## Instruction
From the entries below, work out the number of lines that hold the word "content", and give that number alone.

## Data to process

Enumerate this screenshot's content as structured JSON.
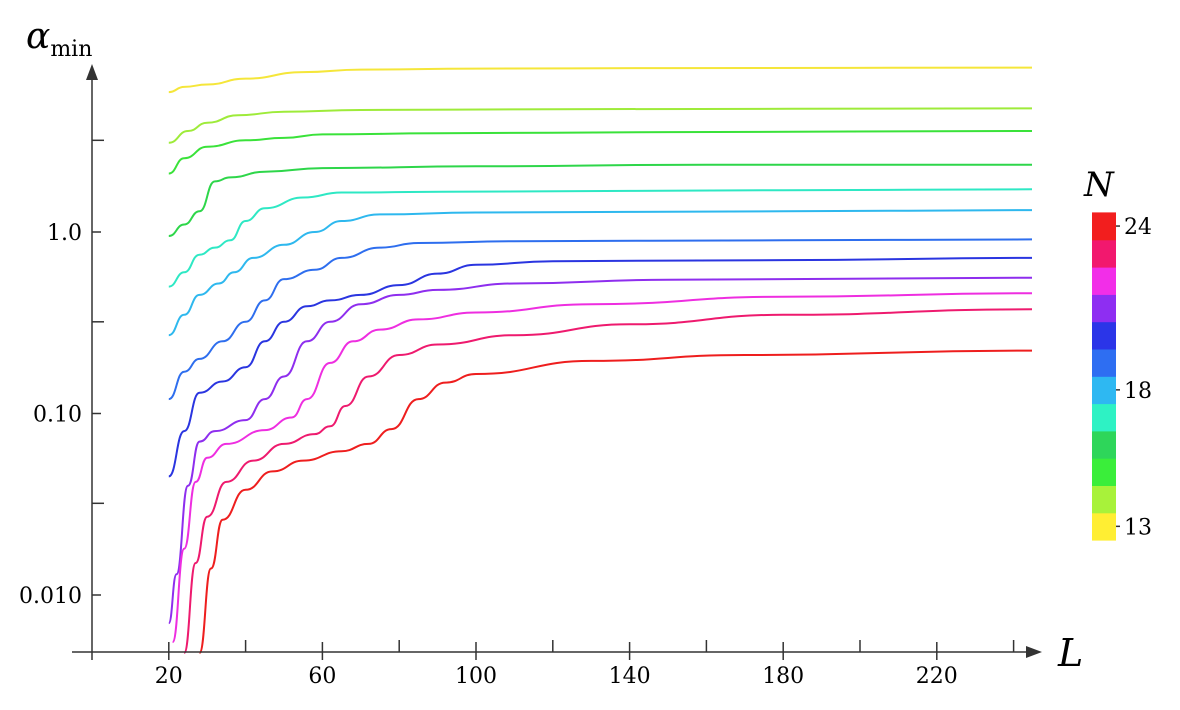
{
  "chart_data": {
    "type": "line",
    "x_axis": {
      "label": "L",
      "min": 0,
      "max": 246,
      "ticks": [
        20,
        60,
        100,
        140,
        180,
        220
      ],
      "tick_labels": [
        "20",
        "60",
        "100",
        "140",
        "180",
        "220"
      ],
      "minor_ticks": [
        40,
        80,
        120,
        160,
        200,
        240
      ]
    },
    "y_axis": {
      "label_base": "α",
      "label_sub": "min",
      "scale": "log",
      "min": 0.0063,
      "max": 9.2,
      "ticks": [
        0.01,
        0.1,
        1.0
      ],
      "tick_labels": [
        "0.010",
        "0.10",
        "1.0"
      ],
      "minor_ticks": [
        0.032,
        0.32,
        3.2
      ]
    },
    "colorbar": {
      "label": "N",
      "min": 13,
      "max": 24,
      "tick_labels": [
        "24",
        "18",
        "13"
      ],
      "tick_values": [
        24,
        18,
        13
      ],
      "colors": [
        "#FFEE33",
        "#A8F23A",
        "#3AEE3A",
        "#2ED65A",
        "#2EF2C4",
        "#2EB8F2",
        "#2E6EF2",
        "#2B35E8",
        "#8E2EF2",
        "#F22EE8",
        "#F2186E",
        "#F21E1E"
      ]
    },
    "grid": false,
    "series": [
      {
        "color": "#F5E63A",
        "points": [
          [
            20,
            5.9
          ],
          [
            24,
            6.3
          ],
          [
            30,
            6.5
          ],
          [
            40,
            7.0
          ],
          [
            55,
            7.6
          ],
          [
            70,
            7.85
          ],
          [
            100,
            7.95
          ],
          [
            150,
            8.0
          ],
          [
            245,
            8.05
          ]
        ]
      },
      {
        "color": "#9EEB3A",
        "points": [
          [
            20,
            3.1
          ],
          [
            25,
            3.6
          ],
          [
            30,
            4.0
          ],
          [
            38,
            4.4
          ],
          [
            50,
            4.6
          ],
          [
            70,
            4.7
          ],
          [
            120,
            4.75
          ],
          [
            245,
            4.8
          ]
        ]
      },
      {
        "color": "#3AE23A",
        "points": [
          [
            20,
            2.1
          ],
          [
            24,
            2.55
          ],
          [
            30,
            2.95
          ],
          [
            40,
            3.2
          ],
          [
            50,
            3.3
          ],
          [
            60,
            3.45
          ],
          [
            90,
            3.5
          ],
          [
            150,
            3.55
          ],
          [
            245,
            3.6
          ]
        ]
      },
      {
        "color": "#2ED64A",
        "points": [
          [
            20,
            0.95
          ],
          [
            24,
            1.1
          ],
          [
            28,
            1.3
          ],
          [
            32,
            1.9
          ],
          [
            36,
            2.0
          ],
          [
            45,
            2.15
          ],
          [
            60,
            2.25
          ],
          [
            100,
            2.3
          ],
          [
            160,
            2.35
          ],
          [
            245,
            2.35
          ]
        ]
      },
      {
        "color": "#2EE8C4",
        "points": [
          [
            20,
            0.5
          ],
          [
            24,
            0.6
          ],
          [
            28,
            0.75
          ],
          [
            32,
            0.82
          ],
          [
            36,
            0.9
          ],
          [
            40,
            1.15
          ],
          [
            45,
            1.35
          ],
          [
            55,
            1.55
          ],
          [
            65,
            1.65
          ],
          [
            100,
            1.67
          ],
          [
            180,
            1.7
          ],
          [
            245,
            1.72
          ]
        ]
      },
      {
        "color": "#2EB8EE",
        "points": [
          [
            20,
            0.27
          ],
          [
            24,
            0.35
          ],
          [
            28,
            0.45
          ],
          [
            33,
            0.52
          ],
          [
            37,
            0.6
          ],
          [
            42,
            0.72
          ],
          [
            50,
            0.85
          ],
          [
            58,
            1.0
          ],
          [
            65,
            1.15
          ],
          [
            75,
            1.25
          ],
          [
            100,
            1.28
          ],
          [
            180,
            1.3
          ],
          [
            245,
            1.32
          ]
        ]
      },
      {
        "color": "#2E6EEE",
        "points": [
          [
            20,
            0.12
          ],
          [
            24,
            0.17
          ],
          [
            28,
            0.2
          ],
          [
            34,
            0.25
          ],
          [
            40,
            0.32
          ],
          [
            45,
            0.42
          ],
          [
            50,
            0.55
          ],
          [
            58,
            0.62
          ],
          [
            65,
            0.72
          ],
          [
            75,
            0.82
          ],
          [
            85,
            0.87
          ],
          [
            110,
            0.89
          ],
          [
            180,
            0.9
          ],
          [
            245,
            0.91
          ]
        ]
      },
      {
        "color": "#2A35E0",
        "points": [
          [
            20,
            0.045
          ],
          [
            24,
            0.08
          ],
          [
            28,
            0.13
          ],
          [
            34,
            0.15
          ],
          [
            40,
            0.18
          ],
          [
            45,
            0.25
          ],
          [
            50,
            0.32
          ],
          [
            56,
            0.39
          ],
          [
            62,
            0.42
          ],
          [
            70,
            0.45
          ],
          [
            80,
            0.51
          ],
          [
            90,
            0.59
          ],
          [
            100,
            0.66
          ],
          [
            120,
            0.69
          ],
          [
            180,
            0.7
          ],
          [
            245,
            0.72
          ]
        ]
      },
      {
        "color": "#8E2EEE",
        "points": [
          [
            20,
            0.007
          ],
          [
            22,
            0.013
          ],
          [
            25,
            0.04
          ],
          [
            28,
            0.07
          ],
          [
            32,
            0.08
          ],
          [
            40,
            0.092
          ],
          [
            45,
            0.12
          ],
          [
            50,
            0.16
          ],
          [
            56,
            0.25
          ],
          [
            62,
            0.32
          ],
          [
            70,
            0.4
          ],
          [
            80,
            0.45
          ],
          [
            90,
            0.48
          ],
          [
            110,
            0.52
          ],
          [
            150,
            0.545
          ],
          [
            245,
            0.56
          ]
        ]
      },
      {
        "color": "#EE2EE0",
        "points": [
          [
            21,
            0.0055
          ],
          [
            24,
            0.018
          ],
          [
            27,
            0.042
          ],
          [
            30,
            0.057
          ],
          [
            35,
            0.068
          ],
          [
            45,
            0.081
          ],
          [
            52,
            0.095
          ],
          [
            56,
            0.12
          ],
          [
            62,
            0.19
          ],
          [
            68,
            0.25
          ],
          [
            75,
            0.29
          ],
          [
            85,
            0.33
          ],
          [
            100,
            0.36
          ],
          [
            130,
            0.4
          ],
          [
            180,
            0.44
          ],
          [
            245,
            0.46
          ]
        ]
      },
      {
        "color": "#EE1A6E",
        "points": [
          [
            24,
            0.0048
          ],
          [
            27,
            0.015
          ],
          [
            30,
            0.027
          ],
          [
            35,
            0.042
          ],
          [
            42,
            0.055
          ],
          [
            50,
            0.068
          ],
          [
            58,
            0.077
          ],
          [
            62,
            0.085
          ],
          [
            66,
            0.11
          ],
          [
            72,
            0.16
          ],
          [
            80,
            0.21
          ],
          [
            90,
            0.24
          ],
          [
            110,
            0.27
          ],
          [
            140,
            0.31
          ],
          [
            180,
            0.35
          ],
          [
            245,
            0.375
          ]
        ]
      },
      {
        "color": "#EE1E1E",
        "points": [
          [
            28,
            0.0048
          ],
          [
            31,
            0.014
          ],
          [
            34,
            0.026
          ],
          [
            40,
            0.038
          ],
          [
            47,
            0.048
          ],
          [
            55,
            0.055
          ],
          [
            65,
            0.062
          ],
          [
            72,
            0.068
          ],
          [
            78,
            0.082
          ],
          [
            85,
            0.12
          ],
          [
            92,
            0.148
          ],
          [
            100,
            0.165
          ],
          [
            130,
            0.195
          ],
          [
            170,
            0.21
          ],
          [
            245,
            0.222
          ]
        ]
      }
    ]
  }
}
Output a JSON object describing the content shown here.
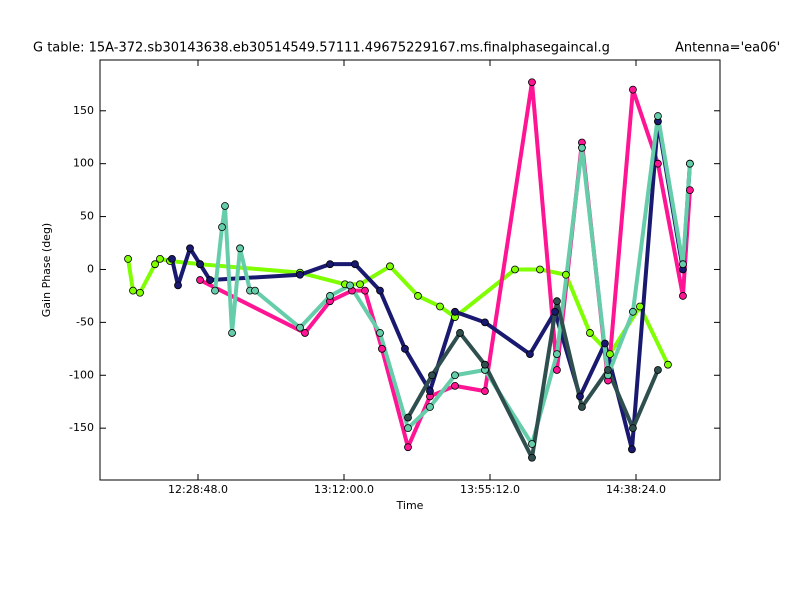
{
  "chart_data": {
    "type": "line",
    "title": "G table: 15A-372.sb30143638.eb30514549.57111.49675229167.ms.finalphasegaincal.g",
    "annotation": "Antenna='ea06'",
    "xlabel": "Time",
    "ylabel": "Gain Phase (deg)",
    "xlim": [
      43188,
      54195
    ],
    "ylim": [
      -199,
      198
    ],
    "xticks": [
      {
        "value": 44928,
        "label": "12:28:48.0"
      },
      {
        "value": 47520,
        "label": "13:12:00.0"
      },
      {
        "value": 50112,
        "label": "13:55:12.0"
      },
      {
        "value": 52704,
        "label": "14:38:24.0"
      }
    ],
    "yticks": [
      -150,
      -100,
      -50,
      0,
      50,
      100,
      150
    ],
    "series": [
      {
        "color": "#7fff00",
        "x": [
          43686,
          43774,
          43898,
          44165,
          44253,
          44431,
          44964,
          46739,
          47537,
          47804,
          48336,
          48833,
          49224,
          49490,
          50555,
          50999,
          51460,
          51886,
          52241,
          52774,
          53271
        ],
        "values": [
          10,
          -20,
          -22,
          5,
          10,
          8,
          5,
          -3,
          -14,
          -14,
          3,
          -25,
          -35,
          -45,
          0,
          0,
          -5,
          -60,
          -80,
          -35,
          -90
        ]
      },
      {
        "color": "#ff1493",
        "x": [
          44964,
          46827,
          47271,
          47662,
          47892,
          48194,
          48656,
          49046,
          49490,
          50022,
          50857,
          51300,
          51744,
          52206,
          52649,
          53093,
          53537,
          53661
        ],
        "values": [
          -10,
          -60,
          -30,
          -20,
          -20,
          -75,
          -168,
          -120,
          -110,
          -115,
          177,
          -95,
          120,
          -105,
          170,
          100,
          -25,
          75
        ]
      },
      {
        "color": "#191970",
        "x": [
          44466,
          44573,
          44786,
          44964,
          45141,
          46739,
          47271,
          47715,
          48159,
          48602,
          49046,
          49490,
          50022,
          50821,
          51265,
          51709,
          52152,
          52632,
          53093,
          53537,
          53661
        ],
        "values": [
          10,
          -15,
          20,
          5,
          -10,
          -5,
          5,
          5,
          -20,
          -75,
          -115,
          -40,
          -50,
          -80,
          -40,
          -120,
          -70,
          -170,
          140,
          0,
          100
        ]
      },
      {
        "color": "#66cdaa",
        "x": [
          45230,
          45354,
          45407,
          45532,
          45674,
          45851,
          45940,
          46739,
          47271,
          47626,
          48159,
          48656,
          49046,
          49490,
          50022,
          50857,
          51300,
          51744,
          52206,
          52649,
          53093,
          53537,
          53661
        ],
        "values": [
          -20,
          40,
          60,
          -60,
          20,
          -20,
          -20,
          -55,
          -25,
          -15,
          -60,
          -150,
          -130,
          -100,
          -95,
          -165,
          -80,
          115,
          -100,
          -40,
          145,
          5,
          100
        ]
      },
      {
        "color": "#2f4f4f",
        "x": [
          48656,
          49082,
          49579,
          50022,
          50857,
          51300,
          51744,
          52206,
          52649,
          53093
        ],
        "values": [
          -140,
          -100,
          -60,
          -90,
          -178,
          -30,
          -130,
          -95,
          -150,
          -95
        ]
      }
    ]
  }
}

## Final answer
2